» Work required: Extract every line that includes the string "dolphins".

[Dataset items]
-- Start --

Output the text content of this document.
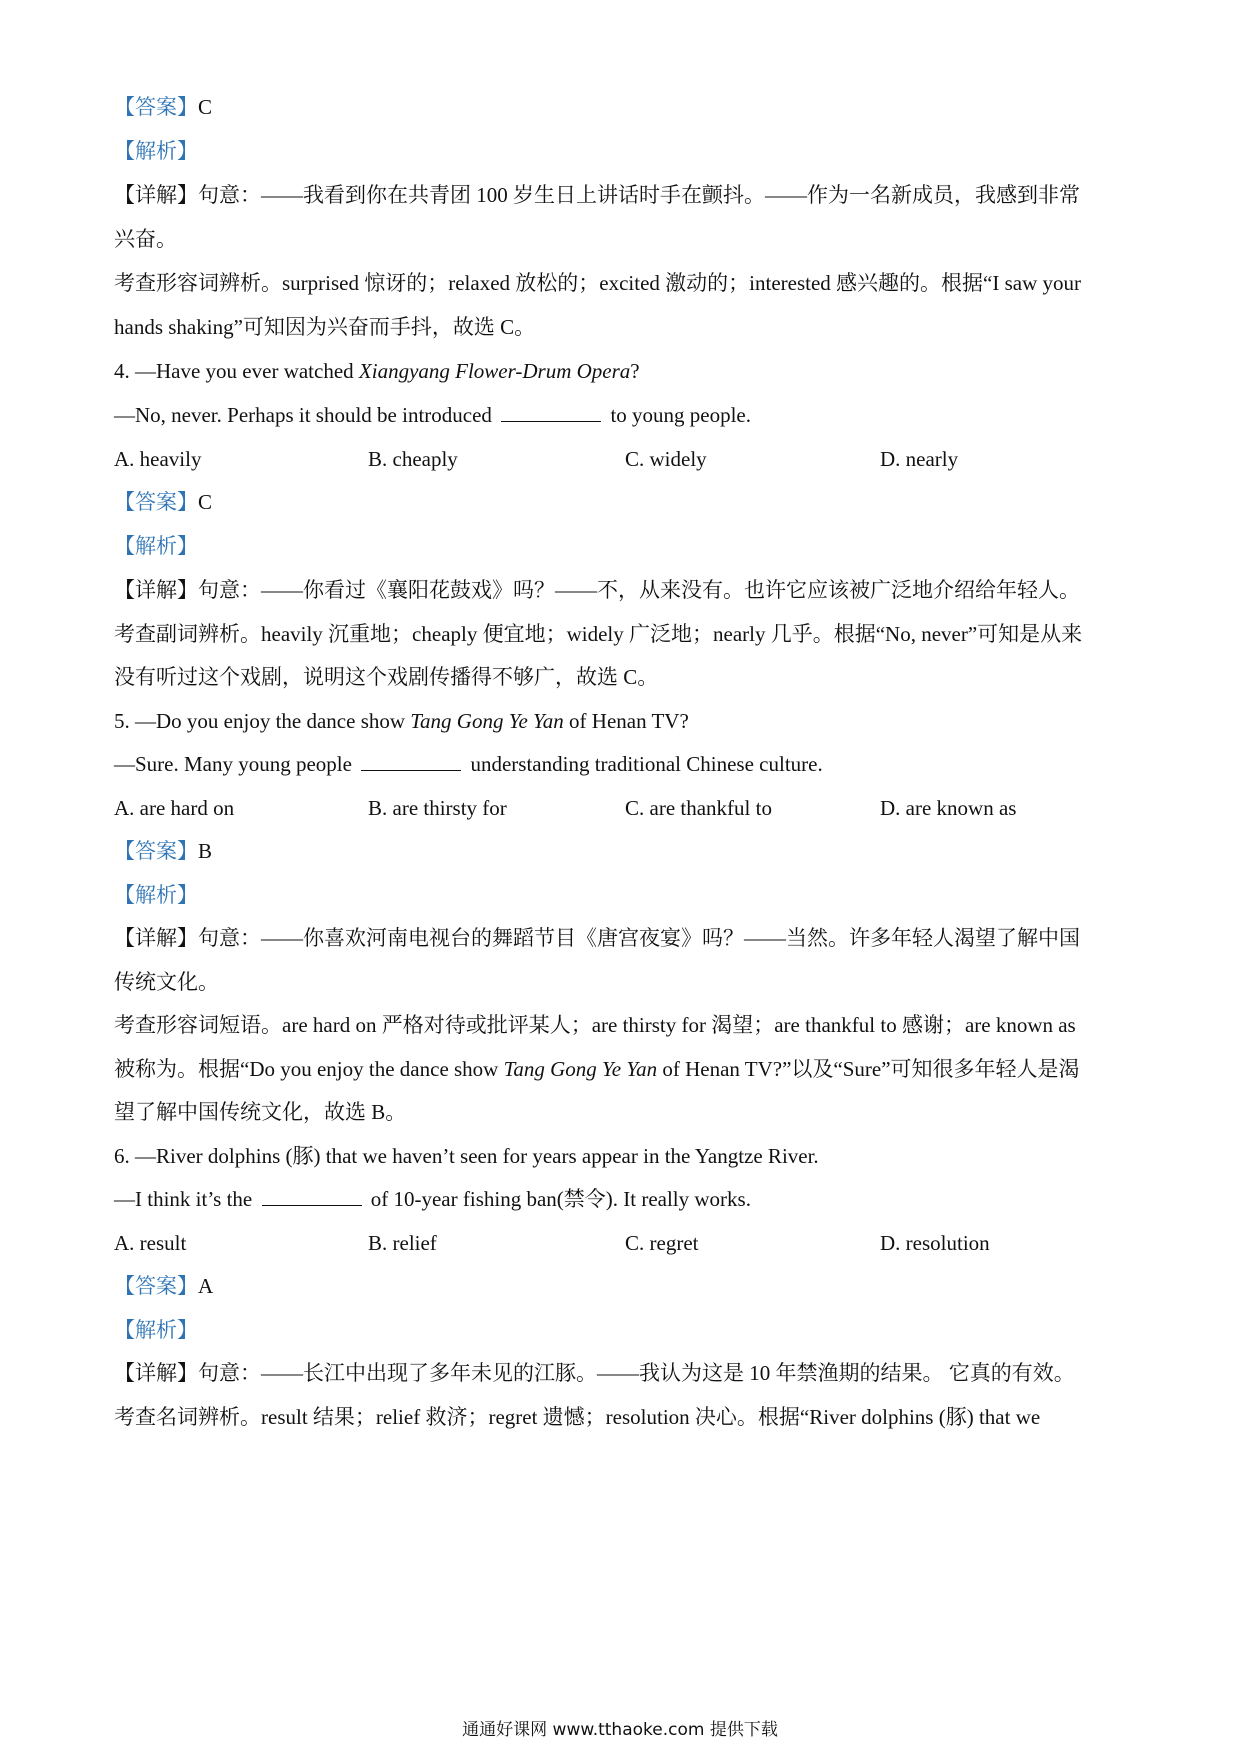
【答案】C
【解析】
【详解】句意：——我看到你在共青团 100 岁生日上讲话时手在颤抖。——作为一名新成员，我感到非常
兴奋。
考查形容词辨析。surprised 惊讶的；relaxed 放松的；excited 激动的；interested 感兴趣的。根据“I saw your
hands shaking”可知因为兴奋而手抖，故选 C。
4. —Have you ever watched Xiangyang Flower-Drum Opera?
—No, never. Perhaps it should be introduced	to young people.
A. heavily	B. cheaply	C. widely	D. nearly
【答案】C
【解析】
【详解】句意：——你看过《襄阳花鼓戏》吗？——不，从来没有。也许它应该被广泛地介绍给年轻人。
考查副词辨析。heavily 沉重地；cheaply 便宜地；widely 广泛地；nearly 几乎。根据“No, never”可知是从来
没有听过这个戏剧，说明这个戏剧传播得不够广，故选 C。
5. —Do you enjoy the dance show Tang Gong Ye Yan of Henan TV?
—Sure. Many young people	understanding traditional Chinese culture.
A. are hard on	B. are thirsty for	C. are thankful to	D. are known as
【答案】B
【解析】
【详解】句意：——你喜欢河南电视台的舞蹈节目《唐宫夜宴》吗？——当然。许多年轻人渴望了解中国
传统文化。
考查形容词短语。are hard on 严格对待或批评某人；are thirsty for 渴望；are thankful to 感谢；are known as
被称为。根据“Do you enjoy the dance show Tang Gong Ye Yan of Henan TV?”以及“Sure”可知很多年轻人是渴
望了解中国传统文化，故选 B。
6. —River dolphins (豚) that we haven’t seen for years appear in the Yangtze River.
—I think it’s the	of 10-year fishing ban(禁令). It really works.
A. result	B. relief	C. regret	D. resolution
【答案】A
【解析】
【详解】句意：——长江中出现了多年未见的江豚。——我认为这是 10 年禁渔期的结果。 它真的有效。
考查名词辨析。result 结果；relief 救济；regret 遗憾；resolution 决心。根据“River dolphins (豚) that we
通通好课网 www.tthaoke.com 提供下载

-- End --

» Task result:
6. —River dolphins (豚) that we haven’t seen for years appear in the Yangtze River.
考查名词辨析。result 结果；relief 救济；regret 遗憾；resolution 决心。根据“River dolphins (豚) that we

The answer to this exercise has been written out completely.